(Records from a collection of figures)
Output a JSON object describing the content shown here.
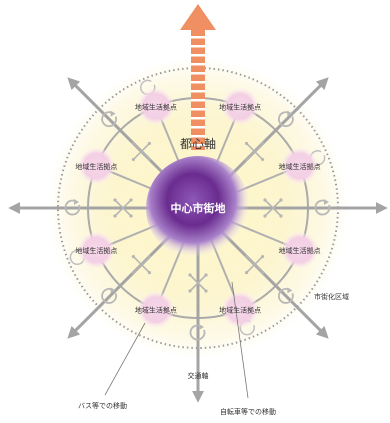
{
  "diagram": {
    "center_label": "中心市街地",
    "axis_label": "都心軸",
    "hub_label": "地域生活拠点",
    "hub_count": 8,
    "annotations": {
      "urbanization_area": "市街化区域",
      "transport_axis": "交通軸",
      "bus_movement": "バス等での移動",
      "bicycle_movement": "自転車等での移動"
    },
    "colors": {
      "core": "#6a2c8f",
      "core_light": "#d9c6ee",
      "glow": "#fbf3b8",
      "hub": "#f3cfe4",
      "ring": "#a9a9a9",
      "arrow": "#a4a4a4",
      "axis_arrow": "#ef8f62"
    },
    "icons": {
      "loop": "circular-arrow-icon",
      "cross": "four-way-arrow-icon"
    }
  }
}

# [Short exercise]
Go back to the records above and write them out exactly, without the pictures.

# [Complete response]
Output a JSON object describing the content shown here.
{
  "diagram": {
    "center_label": "中心市街地",
    "axis_label": "都心軸",
    "hub_label": "地域生活拠点",
    "hub_count": 8,
    "annotations": {
      "urbanization_area": "市街化区域",
      "transport_axis": "交通軸",
      "bus_movement": "バス等での移動",
      "bicycle_movement": "自転車等での移動"
    },
    "colors": {
      "core": "#6a2c8f",
      "core_light": "#d9c6ee",
      "glow": "#fbf3b8",
      "hub": "#f3cfe4",
      "ring": "#a9a9a9",
      "arrow": "#a4a4a4",
      "axis_arrow": "#ef8f62"
    },
    "icons": {
      "loop": "circular-arrow-icon",
      "cross": "four-way-arrow-icon"
    }
  }
}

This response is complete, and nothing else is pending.